(Data entries for graphics)

--------------------------------

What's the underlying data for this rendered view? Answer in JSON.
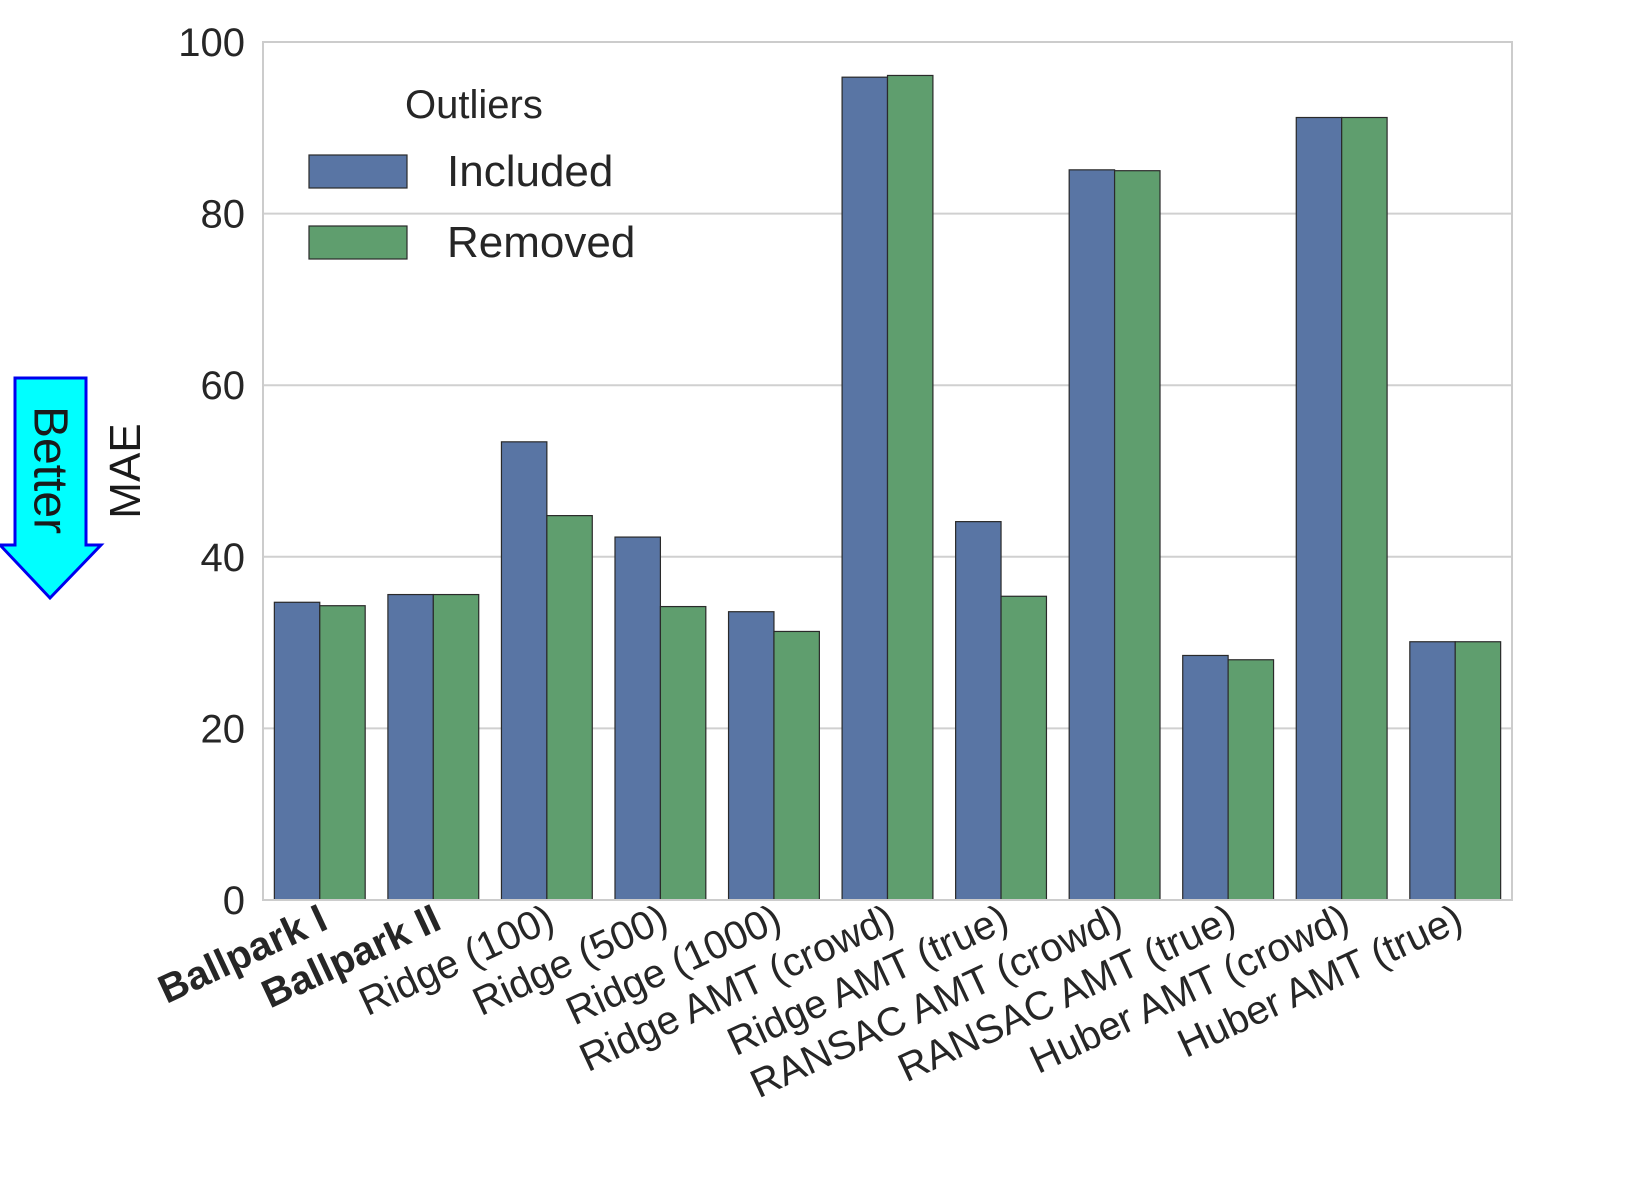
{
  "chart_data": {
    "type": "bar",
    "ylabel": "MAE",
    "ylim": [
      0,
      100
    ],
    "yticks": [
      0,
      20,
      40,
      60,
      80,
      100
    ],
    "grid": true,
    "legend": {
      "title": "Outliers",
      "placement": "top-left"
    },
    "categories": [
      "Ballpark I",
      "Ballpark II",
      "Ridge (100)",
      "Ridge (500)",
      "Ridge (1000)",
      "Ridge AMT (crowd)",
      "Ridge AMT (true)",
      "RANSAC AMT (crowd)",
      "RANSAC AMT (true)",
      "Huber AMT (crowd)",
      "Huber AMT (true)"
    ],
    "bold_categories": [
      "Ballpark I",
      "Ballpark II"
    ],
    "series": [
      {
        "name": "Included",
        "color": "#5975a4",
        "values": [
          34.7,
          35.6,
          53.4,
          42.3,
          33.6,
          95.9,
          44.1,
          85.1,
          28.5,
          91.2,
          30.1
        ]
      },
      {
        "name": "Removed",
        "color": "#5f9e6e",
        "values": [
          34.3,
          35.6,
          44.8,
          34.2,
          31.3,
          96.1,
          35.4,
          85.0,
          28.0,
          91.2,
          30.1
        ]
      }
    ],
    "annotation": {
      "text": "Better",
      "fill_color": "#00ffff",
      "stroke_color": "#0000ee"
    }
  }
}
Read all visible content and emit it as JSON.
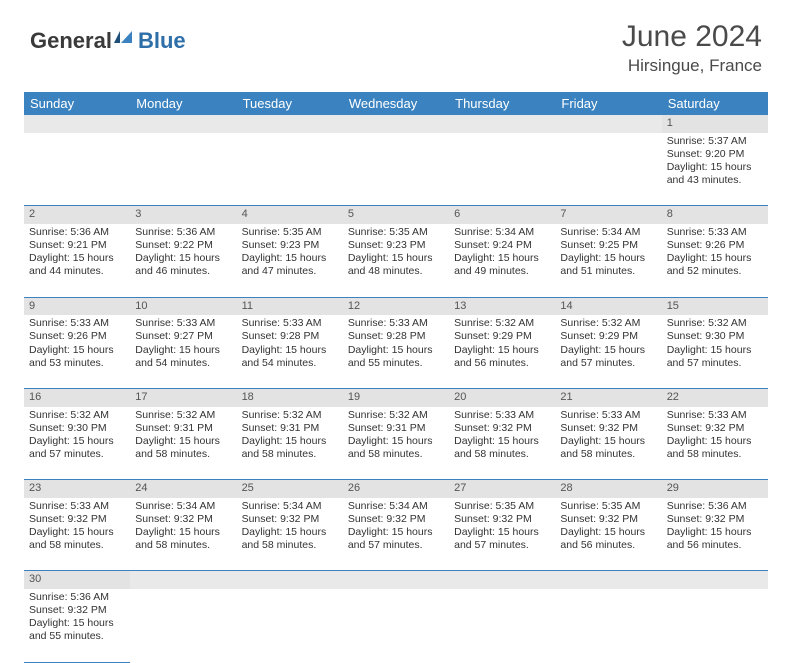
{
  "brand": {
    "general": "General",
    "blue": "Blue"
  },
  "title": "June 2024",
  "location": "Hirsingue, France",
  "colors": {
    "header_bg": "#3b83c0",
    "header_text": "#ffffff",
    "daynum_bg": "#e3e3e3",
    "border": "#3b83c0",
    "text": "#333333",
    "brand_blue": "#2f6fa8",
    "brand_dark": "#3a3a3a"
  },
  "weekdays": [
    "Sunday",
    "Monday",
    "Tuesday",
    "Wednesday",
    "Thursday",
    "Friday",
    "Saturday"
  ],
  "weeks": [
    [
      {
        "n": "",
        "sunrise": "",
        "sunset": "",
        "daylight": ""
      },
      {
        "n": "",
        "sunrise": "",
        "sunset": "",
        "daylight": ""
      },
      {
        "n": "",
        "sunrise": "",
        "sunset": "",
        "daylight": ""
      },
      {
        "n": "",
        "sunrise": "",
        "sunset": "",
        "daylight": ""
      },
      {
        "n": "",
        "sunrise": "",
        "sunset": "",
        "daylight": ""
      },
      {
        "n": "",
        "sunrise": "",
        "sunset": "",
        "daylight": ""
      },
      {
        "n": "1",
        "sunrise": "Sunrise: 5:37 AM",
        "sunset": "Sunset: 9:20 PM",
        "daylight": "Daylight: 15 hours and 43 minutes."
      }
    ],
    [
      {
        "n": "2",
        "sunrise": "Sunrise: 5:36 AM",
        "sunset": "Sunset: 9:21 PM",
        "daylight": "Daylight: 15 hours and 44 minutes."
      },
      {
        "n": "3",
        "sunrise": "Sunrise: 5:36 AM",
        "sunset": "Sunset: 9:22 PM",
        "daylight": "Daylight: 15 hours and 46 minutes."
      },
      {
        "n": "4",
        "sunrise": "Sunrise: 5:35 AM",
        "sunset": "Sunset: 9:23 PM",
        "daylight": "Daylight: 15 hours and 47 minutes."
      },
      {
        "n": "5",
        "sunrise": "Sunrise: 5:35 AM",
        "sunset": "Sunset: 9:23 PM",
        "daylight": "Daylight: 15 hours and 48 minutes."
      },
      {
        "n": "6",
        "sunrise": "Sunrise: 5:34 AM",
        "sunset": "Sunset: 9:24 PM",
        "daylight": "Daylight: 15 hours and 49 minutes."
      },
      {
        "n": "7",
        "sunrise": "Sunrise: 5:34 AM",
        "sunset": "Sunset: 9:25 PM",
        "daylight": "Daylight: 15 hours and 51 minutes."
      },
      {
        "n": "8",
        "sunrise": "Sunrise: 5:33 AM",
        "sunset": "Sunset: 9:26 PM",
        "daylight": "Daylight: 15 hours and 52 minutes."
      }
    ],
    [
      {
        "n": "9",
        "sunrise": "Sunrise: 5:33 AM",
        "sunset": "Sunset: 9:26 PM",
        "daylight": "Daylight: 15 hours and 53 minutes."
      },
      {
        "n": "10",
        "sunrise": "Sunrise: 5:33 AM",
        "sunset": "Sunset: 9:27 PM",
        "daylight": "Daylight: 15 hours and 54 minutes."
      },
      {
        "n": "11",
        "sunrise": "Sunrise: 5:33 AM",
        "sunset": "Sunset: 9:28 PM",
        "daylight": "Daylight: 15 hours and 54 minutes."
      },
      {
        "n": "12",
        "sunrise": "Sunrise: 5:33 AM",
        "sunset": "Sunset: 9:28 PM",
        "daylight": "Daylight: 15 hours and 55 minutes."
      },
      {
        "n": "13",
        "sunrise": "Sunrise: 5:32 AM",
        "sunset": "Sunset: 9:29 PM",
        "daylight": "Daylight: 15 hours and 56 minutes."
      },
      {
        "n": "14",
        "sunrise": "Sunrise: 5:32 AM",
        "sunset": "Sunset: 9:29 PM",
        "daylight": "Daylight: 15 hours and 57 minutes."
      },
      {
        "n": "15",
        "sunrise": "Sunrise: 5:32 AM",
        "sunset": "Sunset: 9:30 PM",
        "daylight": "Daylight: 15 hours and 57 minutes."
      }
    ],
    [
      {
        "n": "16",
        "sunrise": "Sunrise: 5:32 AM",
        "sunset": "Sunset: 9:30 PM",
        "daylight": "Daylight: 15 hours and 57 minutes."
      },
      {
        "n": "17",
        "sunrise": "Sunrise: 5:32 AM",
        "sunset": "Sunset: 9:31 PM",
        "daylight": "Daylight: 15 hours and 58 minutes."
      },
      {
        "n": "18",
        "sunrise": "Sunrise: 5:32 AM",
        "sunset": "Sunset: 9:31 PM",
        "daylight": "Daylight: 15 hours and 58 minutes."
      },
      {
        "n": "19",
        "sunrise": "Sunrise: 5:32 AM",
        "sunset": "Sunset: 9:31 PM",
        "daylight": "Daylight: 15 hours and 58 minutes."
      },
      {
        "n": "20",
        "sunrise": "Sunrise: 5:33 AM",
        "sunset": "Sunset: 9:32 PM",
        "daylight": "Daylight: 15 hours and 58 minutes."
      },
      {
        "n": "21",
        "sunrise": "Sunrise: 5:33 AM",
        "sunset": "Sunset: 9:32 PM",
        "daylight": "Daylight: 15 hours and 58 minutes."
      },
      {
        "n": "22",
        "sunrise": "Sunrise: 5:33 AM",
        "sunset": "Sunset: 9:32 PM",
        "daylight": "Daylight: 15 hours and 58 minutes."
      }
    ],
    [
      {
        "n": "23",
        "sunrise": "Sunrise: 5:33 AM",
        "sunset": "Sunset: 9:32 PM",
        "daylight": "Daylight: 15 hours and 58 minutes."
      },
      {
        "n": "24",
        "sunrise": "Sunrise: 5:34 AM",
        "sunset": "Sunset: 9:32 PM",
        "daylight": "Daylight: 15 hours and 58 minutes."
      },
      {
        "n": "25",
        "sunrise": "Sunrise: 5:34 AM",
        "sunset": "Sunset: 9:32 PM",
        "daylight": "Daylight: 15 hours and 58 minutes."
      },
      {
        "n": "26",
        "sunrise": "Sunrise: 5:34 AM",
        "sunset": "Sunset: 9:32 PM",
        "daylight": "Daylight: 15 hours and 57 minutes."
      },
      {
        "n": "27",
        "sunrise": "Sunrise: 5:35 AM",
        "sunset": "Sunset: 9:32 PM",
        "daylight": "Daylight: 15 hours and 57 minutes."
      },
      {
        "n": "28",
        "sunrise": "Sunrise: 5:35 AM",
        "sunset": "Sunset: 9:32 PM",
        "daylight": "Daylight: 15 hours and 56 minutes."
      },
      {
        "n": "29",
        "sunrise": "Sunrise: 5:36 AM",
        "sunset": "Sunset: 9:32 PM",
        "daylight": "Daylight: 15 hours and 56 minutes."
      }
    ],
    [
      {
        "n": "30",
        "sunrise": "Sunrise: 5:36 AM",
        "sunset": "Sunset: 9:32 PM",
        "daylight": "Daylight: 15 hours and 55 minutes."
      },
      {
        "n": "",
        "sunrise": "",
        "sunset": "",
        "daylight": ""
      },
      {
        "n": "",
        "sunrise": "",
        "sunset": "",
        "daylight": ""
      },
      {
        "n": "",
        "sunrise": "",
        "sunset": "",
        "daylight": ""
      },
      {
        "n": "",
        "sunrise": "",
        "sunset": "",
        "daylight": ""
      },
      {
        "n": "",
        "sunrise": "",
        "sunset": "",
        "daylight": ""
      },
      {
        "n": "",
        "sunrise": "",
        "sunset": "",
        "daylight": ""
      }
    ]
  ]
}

--------------------------------

**Given request**
Return every line above in which the string "true" occurs.

**Correct response**
    "grid": true,
      "Ridge AMT (true)",
      "RANSAC AMT (true)",
      "Huber AMT (true)"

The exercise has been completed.